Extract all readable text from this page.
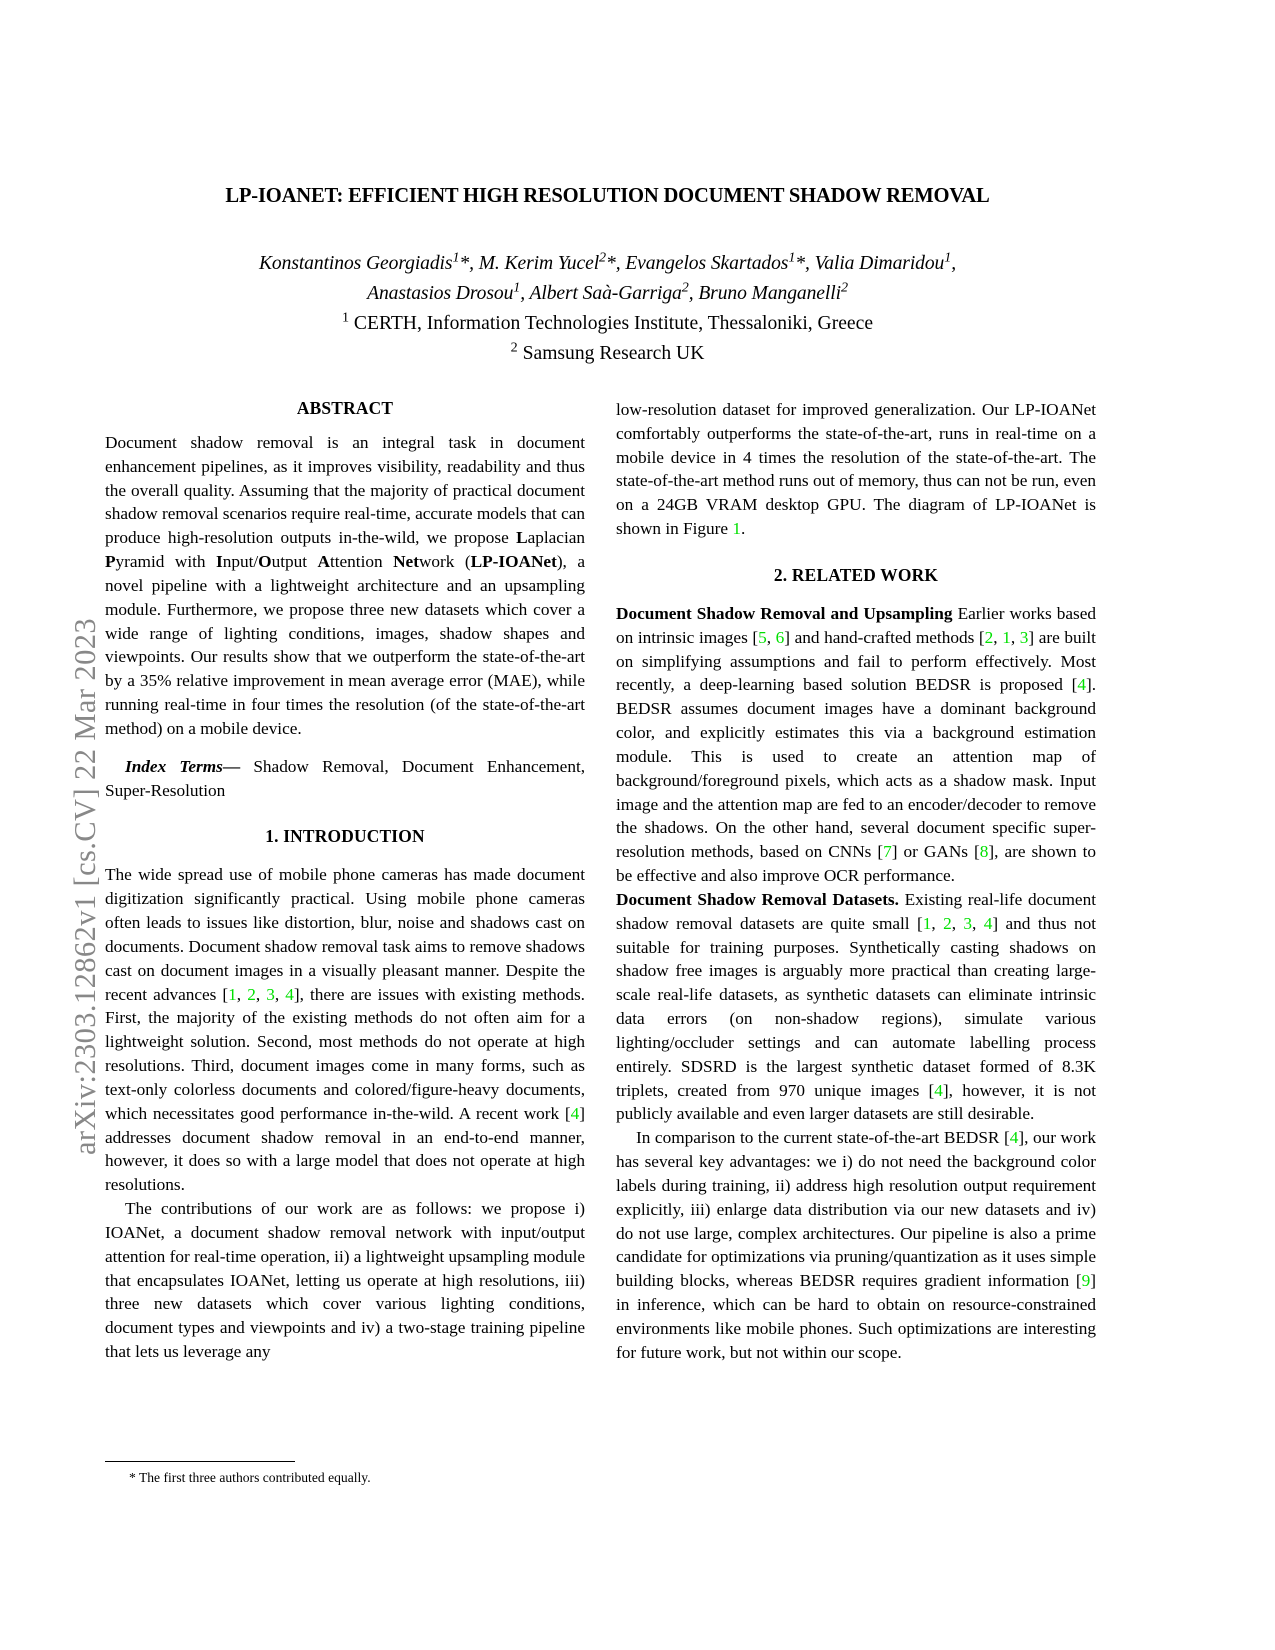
arXiv:2303.12862v1 [cs.CV] 22 Mar 2023
LP-IOANET: EFFICIENT HIGH RESOLUTION DOCUMENT SHADOW REMOVAL
Konstantinos Georgiadis$^1$*, M. Kerim Yucel$^2$*, Evangelos Skartados$^1$*, Valia Dimaridou$^1$,
Anastasios Drosou$^1$, Albert Saà-Garriga$^2$, Bruno Manganelli$^2$
$^1$ CERTH, Information Technologies Institute, Thessaloniki, Greece
$^2$ Samsung Research UK
ABSTRACT

Document shadow removal is an integral task in document enhancement pipelines, as it improves visibility, readability and thus the overall quality. Assuming that the majority of practical document shadow removal scenarios require real-time, accurate models that can produce high-resolution outputs in-the-wild, we propose Laplacian Pyramid with Input/Output Attention Network (LP-IOANet), a novel pipeline with a lightweight architecture and an upsampling module. Furthermore, we propose three new datasets which cover a wide range of lighting conditions, images, shadow shapes and viewpoints. Our results show that we outperform the state-of-the-art by a 35% relative improvement in mean average error (MAE), while running real-time in four times the resolution (of the state-of-the-art method) on a mobile device.

Index Terms— Shadow Removal, Document Enhancement, Super-Resolution

1. INTRODUCTION

The wide spread use of mobile phone cameras has made document digitization significantly practical. Using mobile phone cameras often leads to issues like distortion, blur, noise and shadows cast on documents. Document shadow removal task aims to remove shadows cast on document images in a visually pleasant manner. Despite the recent advances [1, 2, 3, 4], there are issues with existing methods. First, the majority of the existing methods do not often aim for a lightweight solution. Second, most methods do not operate at high resolutions. Third, document images come in many forms, such as text-only colorless documents and colored/figure-heavy documents, which necessitates good performance in-the-wild. A recent work [4] addresses document shadow removal in an end-to-end manner, however, it does so with a large model that does not operate at high resolutions.

The contributions of our work are as follows: we propose i) IOANet, a document shadow removal network with input/output attention for real-time operation, ii) a lightweight upsampling module that encapsulates IOANet, letting us operate at high resolutions, iii) three new datasets which cover various lighting conditions, document types and viewpoints and iv) a two-stage training pipeline that lets us leverage any

low-resolution dataset for improved generalization. Our LP-IOANet comfortably outperforms the state-of-the-art, runs in real-time on a mobile device in 4 times the resolution of the state-of-the-art. The state-of-the-art method runs out of memory, thus can not be run, even on a 24GB VRAM desktop GPU. The diagram of LP-IOANet is shown in Figure 1.

2. RELATED WORK

Document Shadow Removal and Upsampling Earlier works based on intrinsic images [5, 6] and hand-crafted methods [2, 1, 3] are built on simplifying assumptions and fail to perform effectively. Most recently, a deep-learning based solution BEDSR is proposed [4]. BEDSR assumes document images have a dominant background color, and explicitly estimates this via a background estimation module. This is used to create an attention map of background/foreground pixels, which acts as a shadow mask. Input image and the attention map are fed to an encoder/decoder to remove the shadows. On the other hand, several document specific super-resolution methods, based on CNNs [7] or GANs [8], are shown to be effective and also improve OCR performance.

Document Shadow Removal Datasets. Existing real-life document shadow removal datasets are quite small [1, 2, 3, 4] and thus not suitable for training purposes. Synthetically casting shadows on shadow free images is arguably more practical than creating large-scale real-life datasets, as synthetic datasets can eliminate intrinsic data errors (on non-shadow regions), simulate various lighting/occluder settings and can automate labelling process entirely. SDSRD is the largest synthetic dataset formed of 8.3K triplets, created from 970 unique images [4], however, it is not publicly available and even larger datasets are still desirable.

In comparison to the current state-of-the-art BEDSR [4], our work has several key advantages: we i) do not need the background color labels during training, ii) address high resolution output requirement explicitly, iii) enlarge data distribution via our new datasets and iv) do not use large, complex architectures. Our pipeline is also a prime candidate for optimizations via pruning/quantization as it uses simple building blocks, whereas BEDSR requires gradient information [9] in inference, which can be hard to obtain on resource-constrained environments like mobile phones. Such optimizations are interesting for future work, but not within our scope.

* The first three authors contributed equally.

◆ TASK REQUIREMENTS:
Keep the pictures out of your copy, and repeat every entry above exactly.

◆ EXERCISE RESULT:
Extract all readable text from this page.
arXiv:2303.12862v1 [cs.CV] 22 Mar 2023
LP-IOANET: EFFICIENT HIGH RESOLUTION DOCUMENT SHADOW REMOVAL
Konstantinos Georgiadis$^1$*, M. Kerim Yucel$^2$*, Evangelos Skartados$^1$*, Valia Dimaridou$^1$,
Anastasios Drosou$^1$, Albert Saà-Garriga$^2$, Bruno Manganelli$^2$
$^1$ CERTH, Information Technologies Institute, Thessaloniki, Greece
$^2$ Samsung Research UK
ABSTRACT

Document shadow removal is an integral task in document enhancement pipelines, as it improves visibility, readability and thus the overall quality. Assuming that the majority of practical document shadow removal scenarios require real-time, accurate models that can produce high-resolution outputs in-the-wild, we propose Laplacian Pyramid with Input/Output Attention Network (LP-IOANet), a novel pipeline with a lightweight architecture and an upsampling module. Furthermore, we propose three new datasets which cover a wide range of lighting conditions, images, shadow shapes and viewpoints. Our results show that we outperform the state-of-the-art by a 35% relative improvement in mean average error (MAE), while running real-time in four times the resolution (of the state-of-the-art method) on a mobile device.

Index Terms— Shadow Removal, Document Enhancement, Super-Resolution

1. INTRODUCTION

The wide spread use of mobile phone cameras has made document digitization significantly practical. Using mobile phone cameras often leads to issues like distortion, blur, noise and shadows cast on documents. Document shadow removal task aims to remove shadows cast on document images in a visually pleasant manner. Despite the recent advances [1, 2, 3, 4], there are issues with existing methods. First, the majority of the existing methods do not often aim for a lightweight solution. Second, most methods do not operate at high resolutions. Third, document images come in many forms, such as text-only colorless documents and colored/figure-heavy documents, which necessitates good performance in-the-wild. A recent work [4] addresses document shadow removal in an end-to-end manner, however, it does so with a large model that does not operate at high resolutions.

The contributions of our work are as follows: we propose i) IOANet, a document shadow removal network with input/output attention for real-time operation, ii) a lightweight upsampling module that encapsulates IOANet, letting us operate at high resolutions, iii) three new datasets which cover various lighting conditions, document types and viewpoints and iv) a two-stage training pipeline that lets us leverage any

low-resolution dataset for improved generalization. Our LP-IOANet comfortably outperforms the state-of-the-art, runs in real-time on a mobile device in 4 times the resolution of the state-of-the-art. The state-of-the-art method runs out of memory, thus can not be run, even on a 24GB VRAM desktop GPU. The diagram of LP-IOANet is shown in Figure 1.

2. RELATED WORK

Document Shadow Removal and Upsampling Earlier works based on intrinsic images [5, 6] and hand-crafted methods [2, 1, 3] are built on simplifying assumptions and fail to perform effectively. Most recently, a deep-learning based solution BEDSR is proposed [4]. BEDSR assumes document images have a dominant background color, and explicitly estimates this via a background estimation module. This is used to create an attention map of background/foreground pixels, which acts as a shadow mask. Input image and the attention map are fed to an encoder/decoder to remove the shadows. On the other hand, several document specific super-resolution methods, based on CNNs [7] or GANs [8], are shown to be effective and also improve OCR performance.

Document Shadow Removal Datasets. Existing real-life document shadow removal datasets are quite small [1, 2, 3, 4] and thus not suitable for training purposes. Synthetically casting shadows on shadow free images is arguably more practical than creating large-scale real-life datasets, as synthetic datasets can eliminate intrinsic data errors (on non-shadow regions), simulate various lighting/occluder settings and can automate labelling process entirely. SDSRD is the largest synthetic dataset formed of 8.3K triplets, created from 970 unique images [4], however, it is not publicly available and even larger datasets are still desirable.

In comparison to the current state-of-the-art BEDSR [4], our work has several key advantages: we i) do not need the background color labels during training, ii) address high resolution output requirement explicitly, iii) enlarge data distribution via our new datasets and iv) do not use large, complex architectures. Our pipeline is also a prime candidate for optimizations via pruning/quantization as it uses simple building blocks, whereas BEDSR requires gradient information [9] in inference, which can be hard to obtain on resource-constrained environments like mobile phones. Such optimizations are interesting for future work, but not within our scope.

* The first three authors contributed equally.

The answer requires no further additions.